* [REQUIRED TASK]: Show all lines from the listing below that contain "this".

Records that describe figures:
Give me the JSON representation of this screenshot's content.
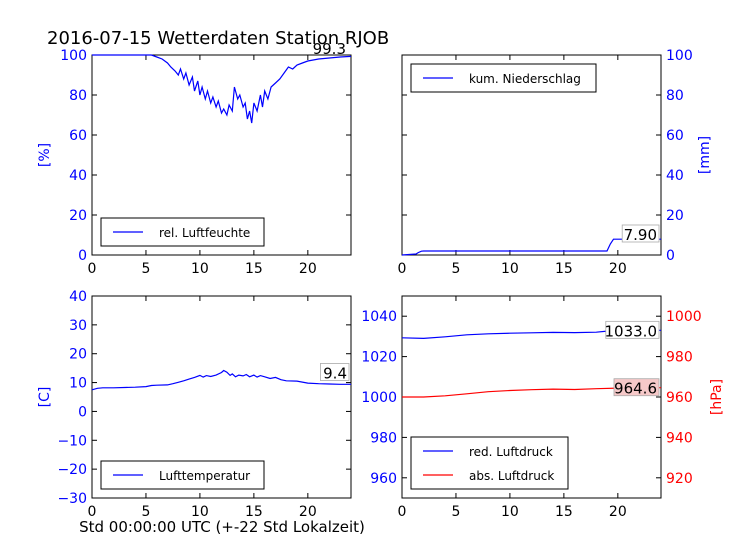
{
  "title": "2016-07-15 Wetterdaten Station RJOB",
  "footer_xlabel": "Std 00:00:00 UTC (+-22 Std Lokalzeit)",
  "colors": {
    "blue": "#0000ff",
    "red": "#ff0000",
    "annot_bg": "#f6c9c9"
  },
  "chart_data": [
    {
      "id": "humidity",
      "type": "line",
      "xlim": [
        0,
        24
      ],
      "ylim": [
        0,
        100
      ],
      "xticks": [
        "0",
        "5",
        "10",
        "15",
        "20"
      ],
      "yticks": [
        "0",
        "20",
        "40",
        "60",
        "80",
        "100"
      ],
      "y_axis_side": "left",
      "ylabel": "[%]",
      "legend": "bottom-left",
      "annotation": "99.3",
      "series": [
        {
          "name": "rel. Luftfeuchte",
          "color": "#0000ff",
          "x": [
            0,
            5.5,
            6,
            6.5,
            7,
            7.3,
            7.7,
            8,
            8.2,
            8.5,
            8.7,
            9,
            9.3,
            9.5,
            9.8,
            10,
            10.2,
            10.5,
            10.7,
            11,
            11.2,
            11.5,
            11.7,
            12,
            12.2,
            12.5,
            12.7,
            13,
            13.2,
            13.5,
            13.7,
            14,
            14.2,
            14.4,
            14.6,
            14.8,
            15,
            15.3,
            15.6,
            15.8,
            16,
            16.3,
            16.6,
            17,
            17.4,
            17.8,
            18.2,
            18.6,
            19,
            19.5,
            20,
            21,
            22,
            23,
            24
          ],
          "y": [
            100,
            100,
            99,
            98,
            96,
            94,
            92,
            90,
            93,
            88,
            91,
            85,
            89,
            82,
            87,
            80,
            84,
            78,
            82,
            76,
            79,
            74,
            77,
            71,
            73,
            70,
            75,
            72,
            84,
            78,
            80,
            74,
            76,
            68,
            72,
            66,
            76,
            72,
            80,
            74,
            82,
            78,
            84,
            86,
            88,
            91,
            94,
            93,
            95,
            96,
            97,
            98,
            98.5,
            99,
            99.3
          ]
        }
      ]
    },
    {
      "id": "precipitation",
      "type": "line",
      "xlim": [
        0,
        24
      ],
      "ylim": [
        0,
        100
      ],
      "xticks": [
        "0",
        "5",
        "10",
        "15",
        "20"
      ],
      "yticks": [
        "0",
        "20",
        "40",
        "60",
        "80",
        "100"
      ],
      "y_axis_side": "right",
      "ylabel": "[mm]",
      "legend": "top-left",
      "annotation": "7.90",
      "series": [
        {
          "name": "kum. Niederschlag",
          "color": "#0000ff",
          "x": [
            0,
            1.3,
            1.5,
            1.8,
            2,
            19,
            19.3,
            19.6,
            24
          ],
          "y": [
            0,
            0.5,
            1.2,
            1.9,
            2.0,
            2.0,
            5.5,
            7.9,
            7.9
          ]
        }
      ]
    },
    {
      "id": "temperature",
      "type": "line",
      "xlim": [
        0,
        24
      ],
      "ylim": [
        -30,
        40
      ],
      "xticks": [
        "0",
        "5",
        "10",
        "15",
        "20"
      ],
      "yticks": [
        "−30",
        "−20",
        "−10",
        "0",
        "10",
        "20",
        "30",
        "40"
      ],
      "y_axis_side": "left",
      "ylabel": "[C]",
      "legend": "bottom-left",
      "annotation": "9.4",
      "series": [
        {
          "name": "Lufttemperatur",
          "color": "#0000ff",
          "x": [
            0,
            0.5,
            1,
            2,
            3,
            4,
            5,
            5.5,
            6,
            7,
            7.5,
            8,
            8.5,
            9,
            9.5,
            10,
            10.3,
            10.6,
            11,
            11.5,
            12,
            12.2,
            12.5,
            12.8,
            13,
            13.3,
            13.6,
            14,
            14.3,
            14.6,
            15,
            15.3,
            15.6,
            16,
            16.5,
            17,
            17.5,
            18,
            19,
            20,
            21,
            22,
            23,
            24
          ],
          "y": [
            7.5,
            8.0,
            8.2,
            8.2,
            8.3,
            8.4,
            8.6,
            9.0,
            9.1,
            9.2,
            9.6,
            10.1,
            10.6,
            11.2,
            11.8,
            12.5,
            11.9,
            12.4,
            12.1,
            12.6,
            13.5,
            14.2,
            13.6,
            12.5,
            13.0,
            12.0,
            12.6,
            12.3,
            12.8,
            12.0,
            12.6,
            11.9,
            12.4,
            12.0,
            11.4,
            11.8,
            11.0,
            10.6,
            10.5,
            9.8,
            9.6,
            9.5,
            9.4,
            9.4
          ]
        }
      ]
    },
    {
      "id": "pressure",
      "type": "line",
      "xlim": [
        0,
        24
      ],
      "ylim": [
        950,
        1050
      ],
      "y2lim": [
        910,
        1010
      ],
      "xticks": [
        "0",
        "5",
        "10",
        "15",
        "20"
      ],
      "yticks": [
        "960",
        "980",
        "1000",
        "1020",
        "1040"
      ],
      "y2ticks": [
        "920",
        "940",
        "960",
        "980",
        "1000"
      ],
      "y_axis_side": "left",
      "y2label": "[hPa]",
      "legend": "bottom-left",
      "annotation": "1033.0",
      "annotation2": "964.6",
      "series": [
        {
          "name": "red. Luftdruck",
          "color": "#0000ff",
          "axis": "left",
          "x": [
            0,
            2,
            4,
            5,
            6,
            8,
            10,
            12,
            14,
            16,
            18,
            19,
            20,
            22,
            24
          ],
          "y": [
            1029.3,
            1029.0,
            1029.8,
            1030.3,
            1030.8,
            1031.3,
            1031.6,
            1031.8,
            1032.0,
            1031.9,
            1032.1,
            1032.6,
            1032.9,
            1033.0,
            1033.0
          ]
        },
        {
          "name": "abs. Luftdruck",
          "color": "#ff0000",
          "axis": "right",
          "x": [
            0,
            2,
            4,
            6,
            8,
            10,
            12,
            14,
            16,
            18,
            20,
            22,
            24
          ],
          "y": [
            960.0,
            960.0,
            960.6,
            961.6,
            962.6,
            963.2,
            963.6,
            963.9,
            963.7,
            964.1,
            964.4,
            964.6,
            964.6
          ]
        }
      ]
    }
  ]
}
* * *
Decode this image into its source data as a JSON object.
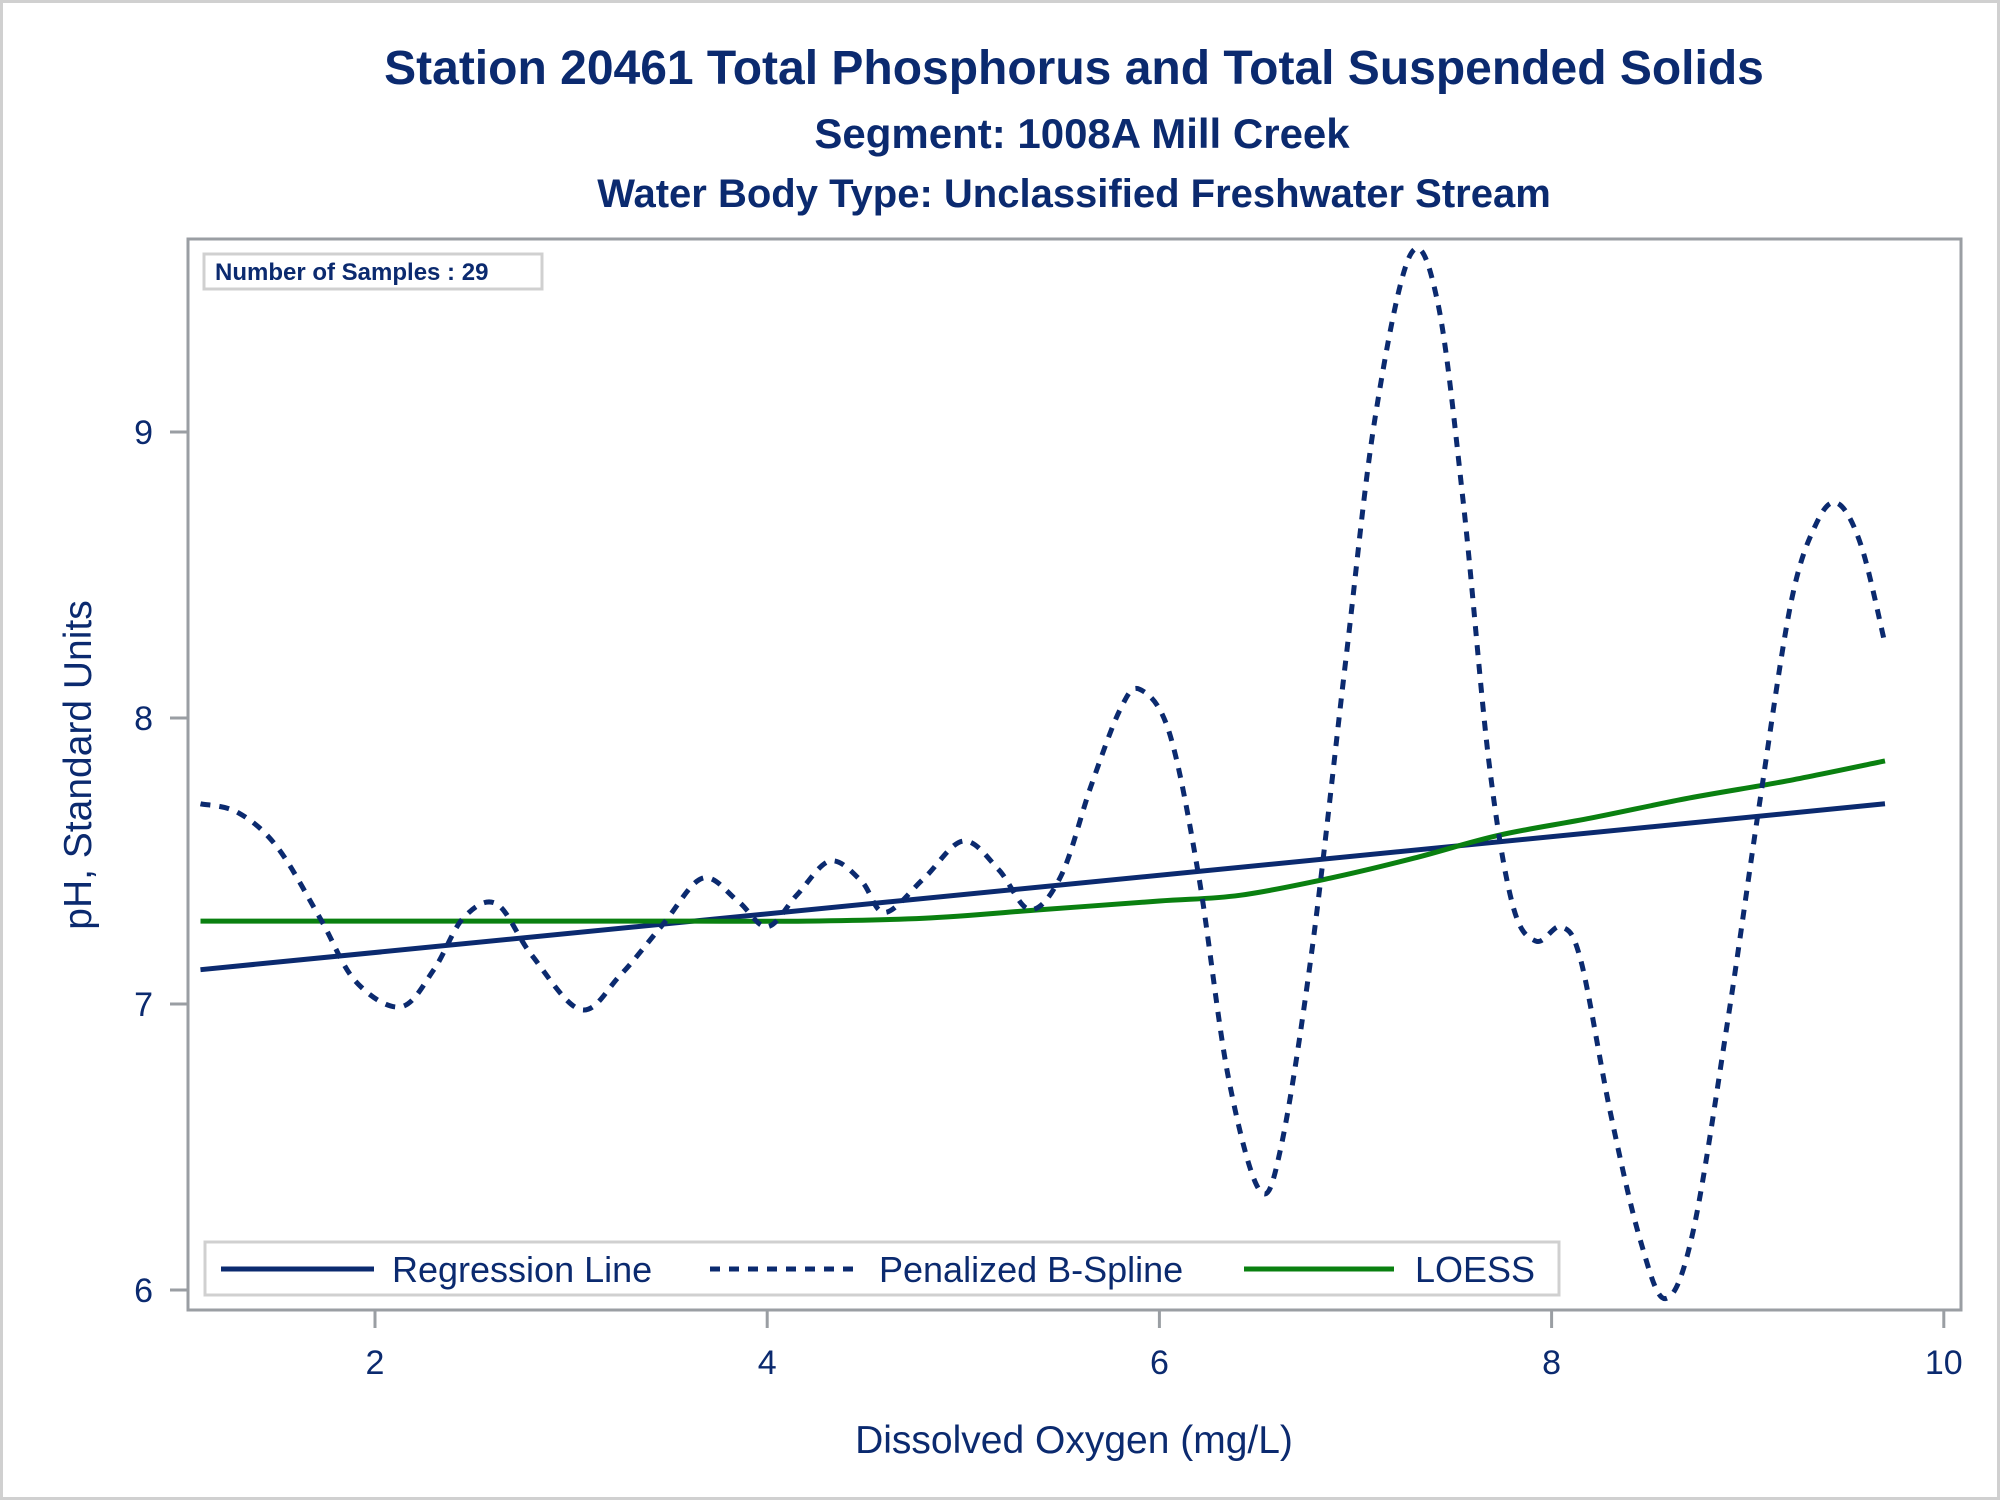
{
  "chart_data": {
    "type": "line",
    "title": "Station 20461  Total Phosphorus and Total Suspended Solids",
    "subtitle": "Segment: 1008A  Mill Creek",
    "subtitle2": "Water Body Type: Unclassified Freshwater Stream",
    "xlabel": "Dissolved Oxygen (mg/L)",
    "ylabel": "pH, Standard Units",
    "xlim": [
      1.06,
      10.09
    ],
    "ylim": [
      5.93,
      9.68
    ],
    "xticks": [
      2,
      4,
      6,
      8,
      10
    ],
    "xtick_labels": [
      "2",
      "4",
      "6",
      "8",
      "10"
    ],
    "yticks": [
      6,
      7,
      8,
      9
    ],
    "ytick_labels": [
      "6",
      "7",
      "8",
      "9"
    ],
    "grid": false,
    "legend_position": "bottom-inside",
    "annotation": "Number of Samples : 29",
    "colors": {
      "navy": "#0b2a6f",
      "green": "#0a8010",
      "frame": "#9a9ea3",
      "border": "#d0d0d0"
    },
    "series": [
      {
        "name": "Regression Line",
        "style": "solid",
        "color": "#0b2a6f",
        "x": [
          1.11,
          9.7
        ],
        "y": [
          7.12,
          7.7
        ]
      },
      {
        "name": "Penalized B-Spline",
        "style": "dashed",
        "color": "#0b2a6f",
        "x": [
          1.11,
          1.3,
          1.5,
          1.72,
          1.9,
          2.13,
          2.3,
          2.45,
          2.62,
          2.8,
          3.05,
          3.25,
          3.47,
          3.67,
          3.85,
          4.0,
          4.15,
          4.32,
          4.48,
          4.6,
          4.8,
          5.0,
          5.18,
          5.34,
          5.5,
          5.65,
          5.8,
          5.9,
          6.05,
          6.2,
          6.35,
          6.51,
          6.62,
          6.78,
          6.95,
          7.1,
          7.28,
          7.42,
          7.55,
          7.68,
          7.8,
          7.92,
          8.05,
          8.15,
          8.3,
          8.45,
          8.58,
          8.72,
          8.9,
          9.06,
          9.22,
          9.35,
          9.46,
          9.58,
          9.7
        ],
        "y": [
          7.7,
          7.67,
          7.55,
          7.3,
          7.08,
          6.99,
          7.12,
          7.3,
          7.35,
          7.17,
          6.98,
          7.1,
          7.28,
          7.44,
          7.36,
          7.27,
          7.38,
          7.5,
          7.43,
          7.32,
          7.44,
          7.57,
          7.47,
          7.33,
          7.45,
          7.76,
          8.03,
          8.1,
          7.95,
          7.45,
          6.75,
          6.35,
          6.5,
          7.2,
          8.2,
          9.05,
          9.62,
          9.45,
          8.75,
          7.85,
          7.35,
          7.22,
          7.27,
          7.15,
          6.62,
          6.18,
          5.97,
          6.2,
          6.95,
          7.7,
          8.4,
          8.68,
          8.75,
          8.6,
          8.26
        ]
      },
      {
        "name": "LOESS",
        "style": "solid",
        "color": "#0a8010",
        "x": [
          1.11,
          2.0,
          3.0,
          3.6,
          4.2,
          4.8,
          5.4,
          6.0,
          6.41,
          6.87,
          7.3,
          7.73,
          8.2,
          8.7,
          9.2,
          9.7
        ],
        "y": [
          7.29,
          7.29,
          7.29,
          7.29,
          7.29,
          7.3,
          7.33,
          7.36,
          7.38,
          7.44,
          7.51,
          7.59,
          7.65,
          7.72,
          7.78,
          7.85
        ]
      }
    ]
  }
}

* [FINISHED ANSWER]:
Give me the JSON representation of this screenshot's content.
Decode this image into its source data as a JSON object.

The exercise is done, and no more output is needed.